Requirement:
Below are the records; reproduce all of them exactly but without any images.

The records:
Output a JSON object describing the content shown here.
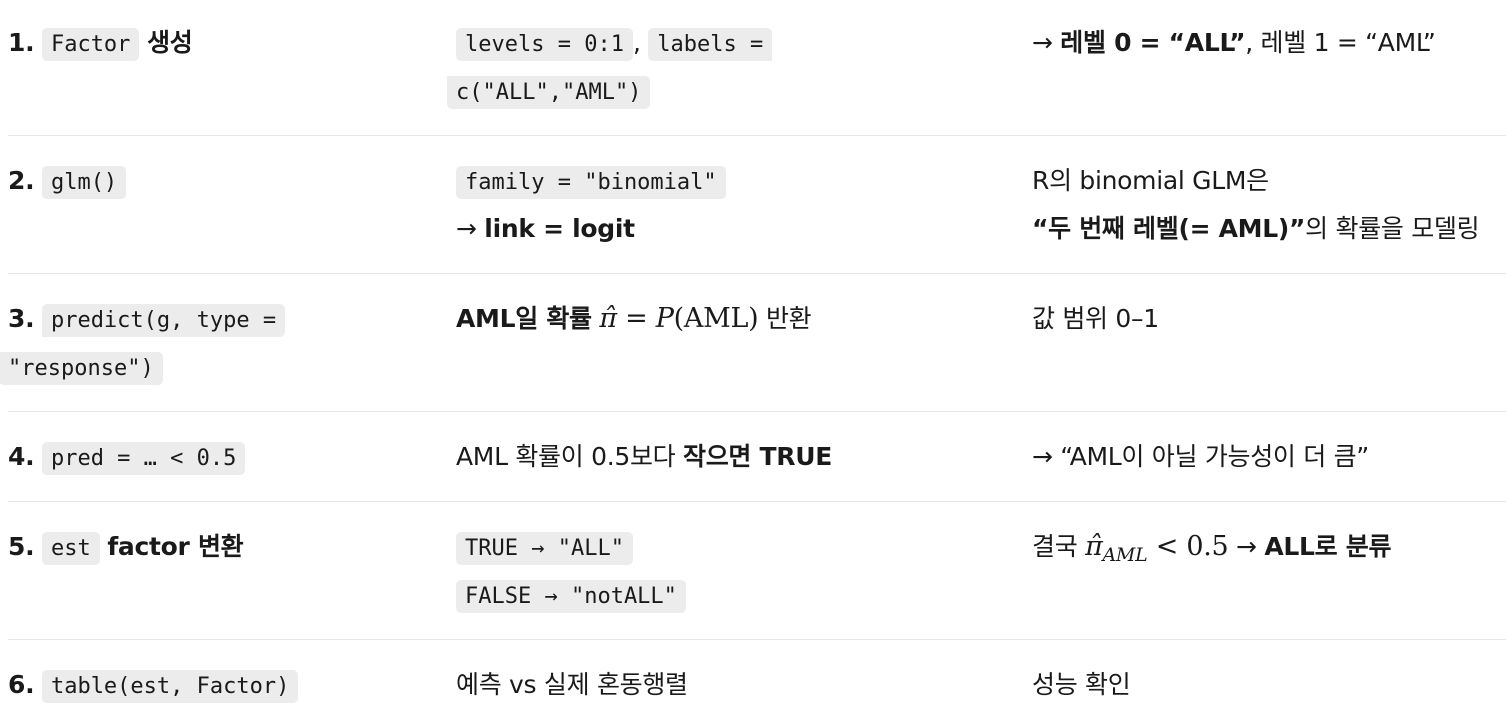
{
  "rows": [
    {
      "num": "1.",
      "step_code": "Factor",
      "step_text": "생성",
      "detail_code_a": "levels = 0:1",
      "detail_sep": ",",
      "detail_code_b1": "labels =",
      "detail_code_b2": "c(\"ALL\",\"AML\")",
      "note_arrow": "→ ",
      "note_bold": "레벨 0 = “ALL”",
      "note_rest": ", 레벨 1 = “AML”"
    },
    {
      "num": "2.",
      "step_code": "glm()",
      "detail_code": "family = \"binomial\"",
      "detail_line2_arrow": "→ ",
      "detail_line2_bold": "link = logit",
      "note_line1": "R의 binomial GLM은",
      "note_line2_bold": "“두 번째 레벨(= AML)”",
      "note_line2_rest": "의 확률을 모델링"
    },
    {
      "num": "3.",
      "step_code_1": "predict(g, type =",
      "step_code_2": "\"response\")",
      "detail_bold": "AML일 확률",
      "detail_math_hat": "π̂",
      "detail_math_eq": "=",
      "detail_math_p": "P",
      "detail_math_arg": "(AML)",
      "detail_rest": "반환",
      "note": "값 범위 0–1"
    },
    {
      "num": "4.",
      "step_code": "pred = … < 0.5",
      "detail_text": "AML 확률이 0.5보다 ",
      "detail_bold": "작으면 TRUE",
      "note": "→ “AML이 아닐 가능성이 더 큼”"
    },
    {
      "num": "5.",
      "step_code": "est",
      "step_bold": "factor 변환",
      "detail_code_1": "TRUE → \"ALL\"",
      "detail_code_2": "FALSE → \"notALL\"",
      "note_text": "결국 ",
      "note_math_hat": "π̂",
      "note_math_sub": "AML",
      "note_math_rel": "< 0.5",
      "note_arrow": " → ",
      "note_bold": "ALL로 분류"
    },
    {
      "num": "6.",
      "step_code": "table(est, Factor)",
      "detail_text": "예측 vs 실제 혼동행렬",
      "note": "성능 확인"
    }
  ]
}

Task output:
Output a JSON object describing the content shown here.
{
  "rows": [
    {
      "num": "1.",
      "step_code": "Factor",
      "step_text": "생성",
      "detail_code_a": "levels = 0:1",
      "detail_sep": ",",
      "detail_code_b1": "labels =",
      "detail_code_b2": "c(\"ALL\",\"AML\")",
      "note_arrow": "→ ",
      "note_bold": "레벨 0 = “ALL”",
      "note_rest": ", 레벨 1 = “AML”"
    },
    {
      "num": "2.",
      "step_code": "glm()",
      "detail_code": "family = \"binomial\"",
      "detail_line2_arrow": "→ ",
      "detail_line2_bold": "link = logit",
      "note_line1": "R의 binomial GLM은",
      "note_line2_bold": "“두 번째 레벨(= AML)”",
      "note_line2_rest": "의 확률을 모델링"
    },
    {
      "num": "3.",
      "step_code_1": "predict(g, type =",
      "step_code_2": "\"response\")",
      "detail_bold": "AML일 확률",
      "detail_math_hat": "π̂",
      "detail_math_eq": "=",
      "detail_math_p": "P",
      "detail_math_arg": "(AML)",
      "detail_rest": "반환",
      "note": "값 범위 0–1"
    },
    {
      "num": "4.",
      "step_code": "pred = … < 0.5",
      "detail_text": "AML 확률이 0.5보다 ",
      "detail_bold": "작으면 TRUE",
      "note": "→ “AML이 아닐 가능성이 더 큼”"
    },
    {
      "num": "5.",
      "step_code": "est",
      "step_bold": "factor 변환",
      "detail_code_1": "TRUE → \"ALL\"",
      "detail_code_2": "FALSE → \"notALL\"",
      "note_text": "결국 ",
      "note_math_hat": "π̂",
      "note_math_sub": "AML",
      "note_math_rel": "< 0.5",
      "note_arrow": " → ",
      "note_bold": "ALL로 분류"
    },
    {
      "num": "6.",
      "step_code": "table(est, Factor)",
      "detail_text": "예측 vs 실제 혼동행렬",
      "note": "성능 확인"
    }
  ]
}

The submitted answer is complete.